What to do ▸
Can you reproduce every row below word for word, leaving out the pictures?

++++++

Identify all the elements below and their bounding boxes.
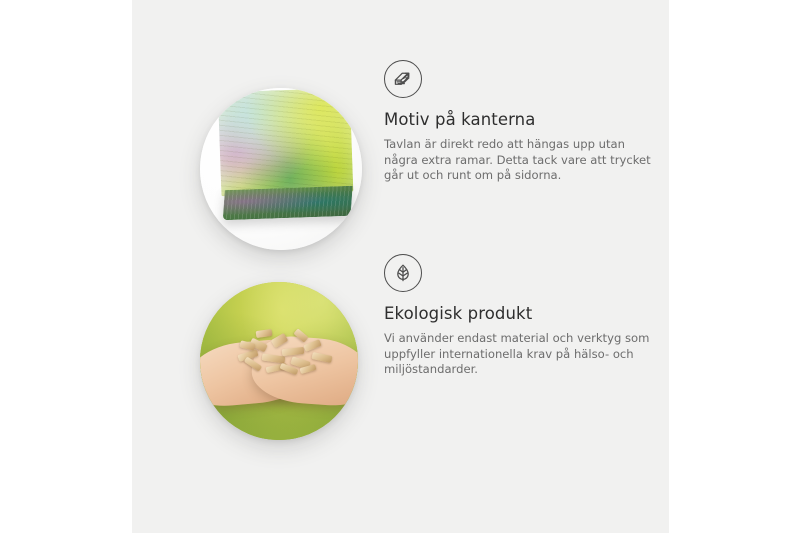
feature-body-edges: Tavlan är direkt redo att hängas upp uta…: [384, 137, 652, 184]
leaf-icon: [384, 254, 422, 292]
canvas-front-face: [218, 88, 354, 196]
canvas-wrapped-side: [223, 186, 353, 221]
content-panel: Motiv på kanterna Tavlan är direkt redo …: [132, 0, 669, 533]
canvas-artwork: [218, 88, 354, 220]
feature-text-eco: Ekologisk produkt Vi använder endast mat…: [384, 254, 662, 378]
wood-chips-pile: [236, 328, 332, 378]
wood-chips-photo: [200, 282, 358, 440]
feature-title-eco: Ekologisk produkt: [384, 304, 662, 324]
feature-body-eco: Vi använder endast material och verktyg …: [384, 331, 652, 378]
canvas-wrapped-edges-icon: [384, 60, 422, 98]
canvas-print-photo: [200, 88, 362, 250]
feature-text-edges: Motiv på kanterna Tavlan är direkt redo …: [384, 60, 662, 184]
feature-block-eco: Ekologisk produkt Vi använder endast mat…: [132, 254, 669, 464]
feature-title-edges: Motiv på kanterna: [384, 110, 662, 130]
feature-block-edges: Motiv på kanterna Tavlan är direkt redo …: [132, 60, 669, 270]
product-feature-banner: Motiv på kanterna Tavlan är direkt redo …: [0, 0, 800, 533]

++++++

Full output ▸
Identify all the elements below and their bounding boxes.
feature-body-edges: Tavlan är direkt redo att hängas upp uta…: [384, 137, 652, 184]
leaf-icon: [384, 254, 422, 292]
canvas-front-face: [218, 88, 354, 196]
canvas-wrapped-side: [223, 186, 353, 221]
content-panel: Motiv på kanterna Tavlan är direkt redo …: [132, 0, 669, 533]
canvas-artwork: [218, 88, 354, 220]
feature-text-eco: Ekologisk produkt Vi använder endast mat…: [384, 254, 662, 378]
wood-chips-pile: [236, 328, 332, 378]
wood-chips-photo: [200, 282, 358, 440]
feature-title-eco: Ekologisk produkt: [384, 304, 662, 324]
feature-body-eco: Vi använder endast material och verktyg …: [384, 331, 652, 378]
canvas-wrapped-edges-icon: [384, 60, 422, 98]
canvas-print-photo: [200, 88, 362, 250]
feature-text-edges: Motiv på kanterna Tavlan är direkt redo …: [384, 60, 662, 184]
feature-block-eco: Ekologisk produkt Vi använder endast mat…: [132, 254, 669, 464]
feature-title-edges: Motiv på kanterna: [384, 110, 662, 130]
feature-block-edges: Motiv på kanterna Tavlan är direkt redo …: [132, 60, 669, 270]
product-feature-banner: Motiv på kanterna Tavlan är direkt redo …: [0, 0, 800, 533]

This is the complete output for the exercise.